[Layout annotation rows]
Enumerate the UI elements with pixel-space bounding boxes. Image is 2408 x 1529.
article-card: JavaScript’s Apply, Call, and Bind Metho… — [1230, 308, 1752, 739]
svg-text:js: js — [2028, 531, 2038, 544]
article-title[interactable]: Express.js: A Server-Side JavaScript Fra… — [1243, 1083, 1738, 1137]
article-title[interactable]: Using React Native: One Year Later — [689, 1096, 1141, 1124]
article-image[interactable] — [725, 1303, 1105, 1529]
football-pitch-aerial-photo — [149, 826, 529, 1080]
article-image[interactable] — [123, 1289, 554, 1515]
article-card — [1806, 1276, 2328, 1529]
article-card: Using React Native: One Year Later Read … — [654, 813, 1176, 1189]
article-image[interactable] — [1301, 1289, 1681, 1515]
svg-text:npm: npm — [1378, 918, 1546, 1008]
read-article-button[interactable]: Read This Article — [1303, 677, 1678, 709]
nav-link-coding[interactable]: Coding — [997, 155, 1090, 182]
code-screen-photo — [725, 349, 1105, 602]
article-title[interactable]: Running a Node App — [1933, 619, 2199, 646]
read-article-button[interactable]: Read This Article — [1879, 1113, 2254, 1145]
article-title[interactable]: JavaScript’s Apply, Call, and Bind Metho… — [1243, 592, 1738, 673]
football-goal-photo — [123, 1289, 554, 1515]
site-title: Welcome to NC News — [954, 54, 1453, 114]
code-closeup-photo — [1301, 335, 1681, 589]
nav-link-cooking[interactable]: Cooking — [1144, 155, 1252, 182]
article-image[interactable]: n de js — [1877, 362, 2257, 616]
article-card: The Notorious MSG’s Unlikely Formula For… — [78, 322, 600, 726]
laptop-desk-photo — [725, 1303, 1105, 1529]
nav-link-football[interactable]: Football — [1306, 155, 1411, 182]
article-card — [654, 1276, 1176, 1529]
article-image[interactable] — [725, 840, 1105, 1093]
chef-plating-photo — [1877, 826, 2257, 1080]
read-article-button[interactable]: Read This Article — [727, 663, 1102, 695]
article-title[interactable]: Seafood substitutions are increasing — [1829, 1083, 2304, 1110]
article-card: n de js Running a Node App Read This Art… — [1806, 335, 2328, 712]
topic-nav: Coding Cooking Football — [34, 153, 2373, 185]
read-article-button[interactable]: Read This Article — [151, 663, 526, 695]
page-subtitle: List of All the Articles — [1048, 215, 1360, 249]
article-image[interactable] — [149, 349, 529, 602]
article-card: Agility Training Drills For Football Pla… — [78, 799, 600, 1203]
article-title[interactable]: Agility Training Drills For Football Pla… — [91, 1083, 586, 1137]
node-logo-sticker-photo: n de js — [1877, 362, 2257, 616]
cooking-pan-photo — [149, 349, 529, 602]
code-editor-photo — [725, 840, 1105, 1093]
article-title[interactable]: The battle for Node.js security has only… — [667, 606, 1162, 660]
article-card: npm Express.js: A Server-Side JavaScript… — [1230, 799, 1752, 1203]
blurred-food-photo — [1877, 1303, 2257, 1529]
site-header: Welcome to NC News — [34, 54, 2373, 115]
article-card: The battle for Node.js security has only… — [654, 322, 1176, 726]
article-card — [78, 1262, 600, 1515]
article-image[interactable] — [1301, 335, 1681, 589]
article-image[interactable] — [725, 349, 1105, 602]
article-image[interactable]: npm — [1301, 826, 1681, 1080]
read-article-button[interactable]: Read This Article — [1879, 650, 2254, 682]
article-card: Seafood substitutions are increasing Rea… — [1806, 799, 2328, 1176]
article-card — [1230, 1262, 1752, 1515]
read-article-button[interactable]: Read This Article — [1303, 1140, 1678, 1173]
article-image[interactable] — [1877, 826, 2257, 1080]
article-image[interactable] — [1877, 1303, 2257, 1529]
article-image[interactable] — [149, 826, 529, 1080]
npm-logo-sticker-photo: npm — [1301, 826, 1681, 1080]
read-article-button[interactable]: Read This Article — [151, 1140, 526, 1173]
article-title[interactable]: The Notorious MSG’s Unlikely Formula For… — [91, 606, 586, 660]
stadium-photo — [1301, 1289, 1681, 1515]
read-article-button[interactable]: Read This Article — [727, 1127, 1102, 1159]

## Set problem
Recast every row above as a numbered list, omitting any blank lines.

## Written response
1. Enumerate the UI elements with pixel-space bounding boxes. Image is 2408 x 1529.
2. article-card: JavaScript’s Apply, Call, and Bind Metho… — [1230, 308, 1752, 739]
3. svg-text:js: js — [2028, 531, 2038, 544]
4. article-title[interactable]: Express.js: A Server-Side JavaScript Fra… — [1243, 1083, 1738, 1137]
5. article-title[interactable]: Using React Native: One Year Later — [689, 1096, 1141, 1124]
6. article-image[interactable] — [725, 1303, 1105, 1529]
7. football-pitch-aerial-photo — [149, 826, 529, 1080]
8. article-image[interactable] — [123, 1289, 554, 1515]
9. article-card — [1806, 1276, 2328, 1529]
10. article-card: Using React Native: One Year Later Read … — [654, 813, 1176, 1189]
11. article-image[interactable] — [1301, 1289, 1681, 1515]
12. svg-text:npm: npm — [1378, 918, 1546, 1008]
13. read-article-button[interactable]: Read This Article — [1303, 677, 1678, 709]
14. nav-link-coding[interactable]: Coding — [997, 155, 1090, 182]
15. code-screen-photo — [725, 349, 1105, 602]
16. article-title[interactable]: Running a Node App — [1933, 619, 2199, 646]
17. read-article-button[interactable]: Read This Article — [1879, 1113, 2254, 1145]
18. article-title[interactable]: JavaScript’s Apply, Call, and Bind Metho… — [1243, 592, 1738, 673]
19. football-goal-photo — [123, 1289, 554, 1515]
20. site-title: Welcome to NC News — [954, 54, 1453, 114]
21. code-closeup-photo — [1301, 335, 1681, 589]
22. nav-link-cooking[interactable]: Cooking — [1144, 155, 1252, 182]
23. article-image[interactable]: n de js — [1877, 362, 2257, 616]
24. article-card: The Notorious MSG’s Unlikely Formula For… — [78, 322, 600, 726]
25. laptop-desk-photo — [725, 1303, 1105, 1529]
26. nav-link-football[interactable]: Football — [1306, 155, 1411, 182]
27. article-card — [654, 1276, 1176, 1529]
28. article-image[interactable] — [725, 840, 1105, 1093]
29. chef-plating-photo — [1877, 826, 2257, 1080]
30. read-article-button[interactable]: Read This Article — [727, 663, 1102, 695]
31. article-title[interactable]: Seafood substitutions are increasing — [1829, 1083, 2304, 1110]
32. article-card: n de js Running a Node App Read This Art… — [1806, 335, 2328, 712]
33. topic-nav: Coding Cooking Football — [34, 153, 2373, 185]
34. read-article-button[interactable]: Read This Article — [151, 663, 526, 695]
35. page-subtitle: List of All the Articles — [1048, 215, 1360, 249]
36. article-image[interactable] — [149, 349, 529, 602]
37. article-card: Agility Training Drills For Football Pla… — [78, 799, 600, 1203]
38. article-title[interactable]: Agility Training Drills For Football Pla… — [91, 1083, 586, 1137]
39. node-logo-sticker-photo: n de js — [1877, 362, 2257, 616]
40. cooking-pan-photo — [149, 349, 529, 602]
41. code-editor-photo — [725, 840, 1105, 1093]
42. article-title[interactable]: The battle for Node.js security has only… — [667, 606, 1162, 660]
43. article-card: npm Express.js: A Server-Side JavaScript… — [1230, 799, 1752, 1203]
44. blurred-food-photo — [1877, 1303, 2257, 1529]
45. site-header: Welcome to NC News — [34, 54, 2373, 115]
46. article-card: The battle for Node.js security has only… — [654, 322, 1176, 726]
47. article-card — [78, 1262, 600, 1515]
48. article-image[interactable] — [1301, 335, 1681, 589]
49. article-image[interactable] — [725, 349, 1105, 602]
50. article-image[interactable]: npm — [1301, 826, 1681, 1080]
51. read-article-button[interactable]: Read This Article — [1879, 650, 2254, 682]
52. article-card: Seafood substitutions are increasing Rea… — [1806, 799, 2328, 1176]
53. article-card — [1230, 1262, 1752, 1515]
54. read-article-button[interactable]: Read This Article — [1303, 1140, 1678, 1173]
55. article-image[interactable] — [1877, 826, 2257, 1080]
56. article-image[interactable] — [1877, 1303, 2257, 1529]
57. article-image[interactable] — [149, 826, 529, 1080]
58. npm-logo-sticker-photo: npm — [1301, 826, 1681, 1080]
59. read-article-button[interactable]: Read This Article — [151, 1140, 526, 1173]
60. article-title[interactable]: The Notorious MSG’s Unlikely Formula For… — [91, 606, 586, 660]
61. stadium-photo — [1301, 1289, 1681, 1515]
62. read-article-button[interactable]: Read This Article — [727, 1127, 1102, 1159]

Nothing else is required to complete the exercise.